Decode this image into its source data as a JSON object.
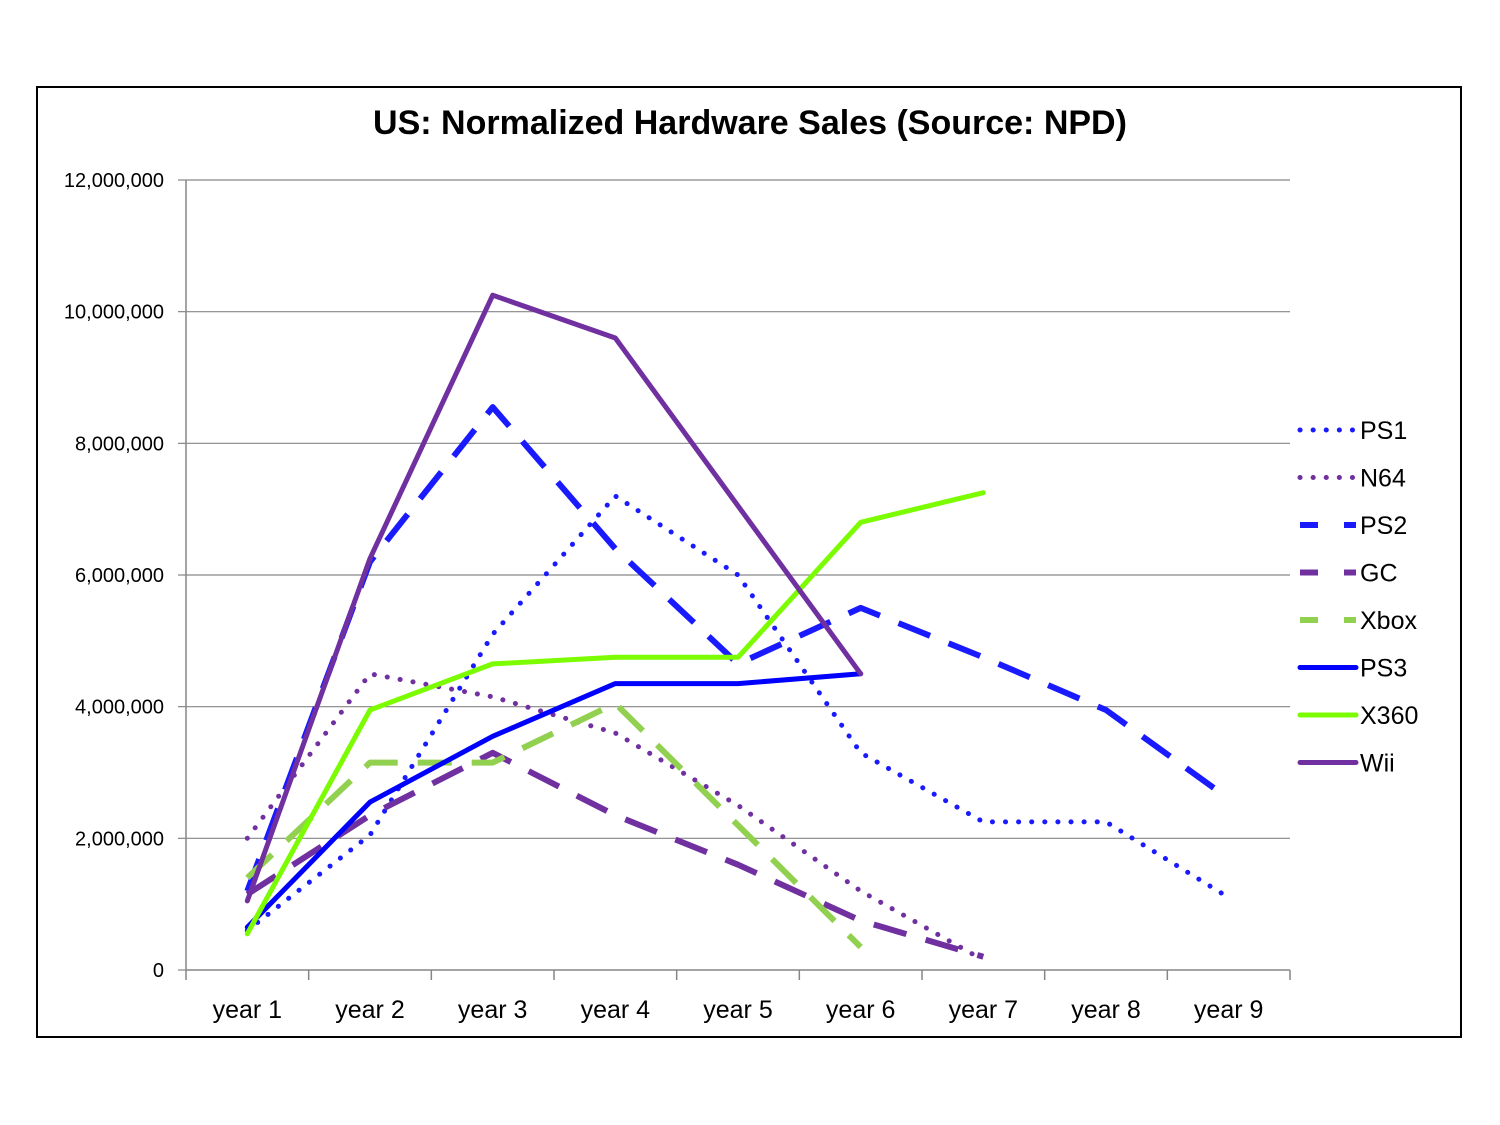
{
  "chart_data": {
    "type": "line",
    "title": "US: Normalized Hardware Sales (Source: NPD)",
    "xlabel": "",
    "ylabel": "",
    "categories": [
      "year 1",
      "year 2",
      "year 3",
      "year 4",
      "year 5",
      "year 6",
      "year 7",
      "year 8",
      "year 9"
    ],
    "ylim": [
      0,
      12000000
    ],
    "yticks": [
      0,
      2000000,
      4000000,
      6000000,
      8000000,
      10000000,
      12000000
    ],
    "ytick_labels": [
      "0",
      "2,000,000",
      "4,000,000",
      "6,000,000",
      "8,000,000",
      "10,000,000",
      "12,000,000"
    ],
    "grid": "horizontal",
    "legend_position": "right",
    "series": [
      {
        "name": "PS1",
        "color": "#1a1aff",
        "style": "dotted",
        "values": [
          600000,
          2050000,
          5100000,
          7200000,
          6000000,
          3300000,
          2250000,
          2250000,
          1100000
        ]
      },
      {
        "name": "N64",
        "color": "#7030a0",
        "style": "dotted",
        "values": [
          2000000,
          4500000,
          4150000,
          3600000,
          2500000,
          1200000,
          150000,
          null,
          null
        ]
      },
      {
        "name": "PS2",
        "color": "#1a1aff",
        "style": "dashed",
        "values": [
          1200000,
          6200000,
          8550000,
          6400000,
          4650000,
          5500000,
          4750000,
          3950000,
          2600000
        ]
      },
      {
        "name": "GC",
        "color": "#7030a0",
        "style": "dashed",
        "values": [
          1150000,
          2350000,
          3300000,
          2350000,
          1600000,
          750000,
          200000,
          null,
          null
        ]
      },
      {
        "name": "Xbox",
        "color": "#92d050",
        "style": "dashed",
        "values": [
          1400000,
          3150000,
          3150000,
          4050000,
          2200000,
          350000,
          null,
          null,
          null
        ]
      },
      {
        "name": "PS3",
        "color": "#0000ff",
        "style": "solid",
        "values": [
          650000,
          2550000,
          3550000,
          4350000,
          4350000,
          4500000,
          null,
          null,
          null
        ]
      },
      {
        "name": "X360",
        "color": "#7cfc00",
        "style": "solid",
        "values": [
          550000,
          3950000,
          4650000,
          4750000,
          4750000,
          6800000,
          7250000,
          null,
          null
        ]
      },
      {
        "name": "Wii",
        "color": "#7030a0",
        "style": "solid",
        "values": [
          1050000,
          6250000,
          10250000,
          9600000,
          7050000,
          4500000,
          null,
          null,
          null
        ]
      }
    ]
  }
}
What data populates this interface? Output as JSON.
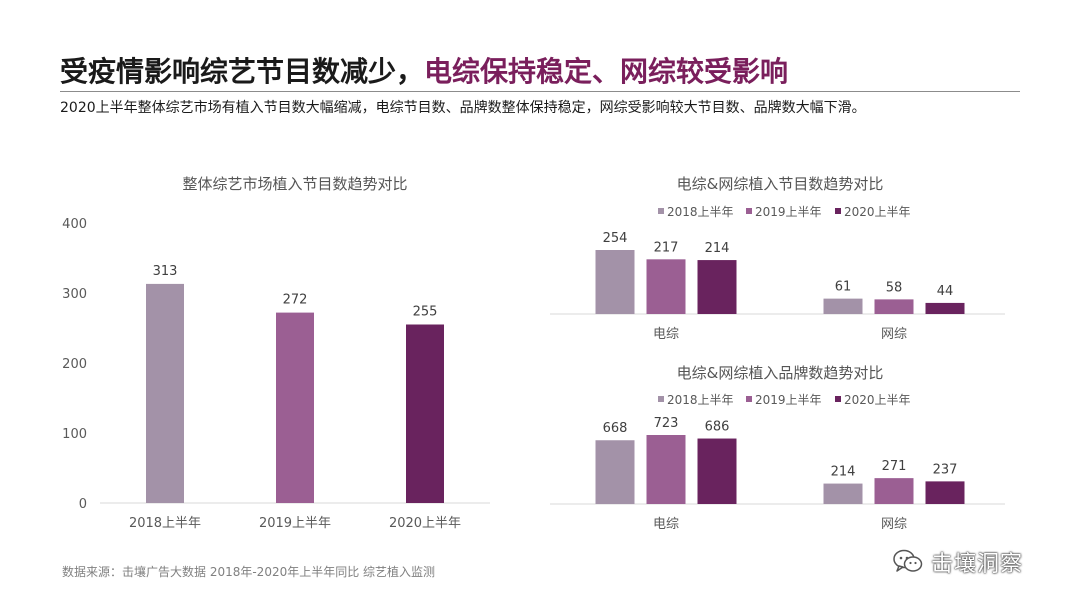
{
  "header": {
    "title_part1": "受疫情影响综艺节目数减少，",
    "title_part2": "电综保持稳定、网综较受影响",
    "subtitle": "2020上半年整体综艺市场有植入节目数大幅缩减，电综节目数、品牌数整体保持稳定，网综受影响较大节目数、品牌数大幅下滑。"
  },
  "footer": {
    "source": "数据来源：击壤广告大数据 2018年-2020年上半年同比 综艺植入监测",
    "watermark": "击壤洞察"
  },
  "colors": {
    "title_accent": "#7a1f5c",
    "series": [
      "#a392a8",
      "#9b5f93",
      "#69235e"
    ]
  },
  "chart_data": [
    {
      "type": "bar",
      "title": "整体综艺市场植入节目数趋势对比",
      "categories": [
        "2018上半年",
        "2019上半年",
        "2020上半年"
      ],
      "values": [
        313,
        272,
        255
      ],
      "ylim": [
        0,
        400
      ],
      "yticks": [
        "0",
        "100",
        "200",
        "300",
        "400"
      ],
      "grid": false,
      "legend": "none"
    },
    {
      "type": "bar",
      "title": "电综&网综植入节目数趋势对比",
      "categories": [
        "电综",
        "网综"
      ],
      "series": [
        {
          "name": "2018上半年",
          "values": [
            254,
            61
          ]
        },
        {
          "name": "2019上半年",
          "values": [
            217,
            58
          ]
        },
        {
          "name": "2020上半年",
          "values": [
            214,
            44
          ]
        }
      ],
      "legend": "top"
    },
    {
      "type": "bar",
      "title": "电综&网综植入品牌数趋势对比",
      "categories": [
        "电综",
        "网综"
      ],
      "series": [
        {
          "name": "2018上半年",
          "values": [
            668,
            214
          ]
        },
        {
          "name": "2019上半年",
          "values": [
            723,
            271
          ]
        },
        {
          "name": "2020上半年",
          "values": [
            686,
            237
          ]
        }
      ],
      "legend": "top"
    }
  ]
}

▶ [STATED TASK]:
Scan the records for the string "JSON". Copy each line in which it appears.

▶ [SOLUTION TO THIS PROBLEM]:
Decode this image into its source data as a JSON object.
What data populates this interface? Output as JSON.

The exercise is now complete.